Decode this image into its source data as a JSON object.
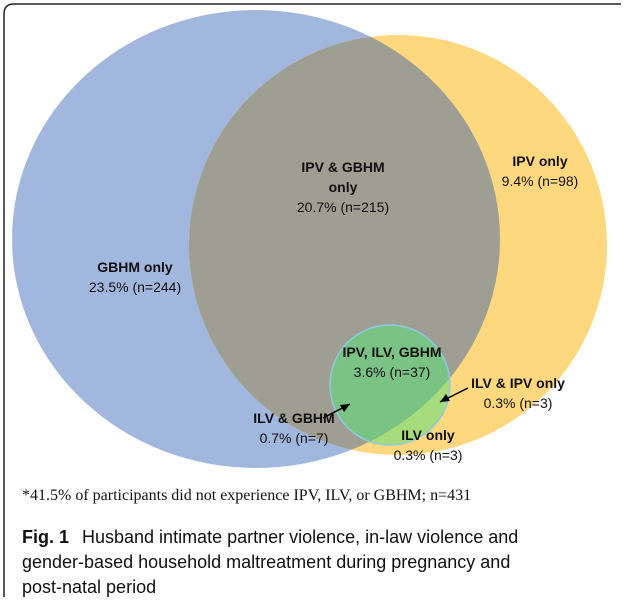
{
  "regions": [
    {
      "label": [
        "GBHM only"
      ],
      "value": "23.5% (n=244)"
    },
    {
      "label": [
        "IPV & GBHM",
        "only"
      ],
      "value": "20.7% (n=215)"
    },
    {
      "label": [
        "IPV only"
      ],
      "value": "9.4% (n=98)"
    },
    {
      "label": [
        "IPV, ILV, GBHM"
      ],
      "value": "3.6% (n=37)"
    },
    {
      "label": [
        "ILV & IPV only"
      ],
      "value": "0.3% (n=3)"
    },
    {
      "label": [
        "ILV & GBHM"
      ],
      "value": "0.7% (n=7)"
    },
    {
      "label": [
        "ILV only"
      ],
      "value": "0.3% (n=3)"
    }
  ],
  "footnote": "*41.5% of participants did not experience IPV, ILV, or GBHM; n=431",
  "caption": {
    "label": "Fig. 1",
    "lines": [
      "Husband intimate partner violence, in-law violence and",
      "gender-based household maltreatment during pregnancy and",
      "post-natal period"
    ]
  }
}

• **Exercise goal**: All records should be output exactly, with the pictures left out.

• **The reply**:
Decode this image into its source data as a JSON object.
{
  "regions": [
    {
      "label": [
        "GBHM only"
      ],
      "value": "23.5% (n=244)"
    },
    {
      "label": [
        "IPV & GBHM",
        "only"
      ],
      "value": "20.7% (n=215)"
    },
    {
      "label": [
        "IPV only"
      ],
      "value": "9.4% (n=98)"
    },
    {
      "label": [
        "IPV, ILV, GBHM"
      ],
      "value": "3.6% (n=37)"
    },
    {
      "label": [
        "ILV & IPV only"
      ],
      "value": "0.3% (n=3)"
    },
    {
      "label": [
        "ILV & GBHM"
      ],
      "value": "0.7% (n=7)"
    },
    {
      "label": [
        "ILV only"
      ],
      "value": "0.3% (n=3)"
    }
  ],
  "footnote": "*41.5% of participants did not experience IPV, ILV, or GBHM; n=431",
  "caption": {
    "label": "Fig. 1",
    "lines": [
      "Husband intimate partner violence, in-law violence and",
      "gender-based household maltreatment during pregnancy and",
      "post-natal period"
    ]
  }
}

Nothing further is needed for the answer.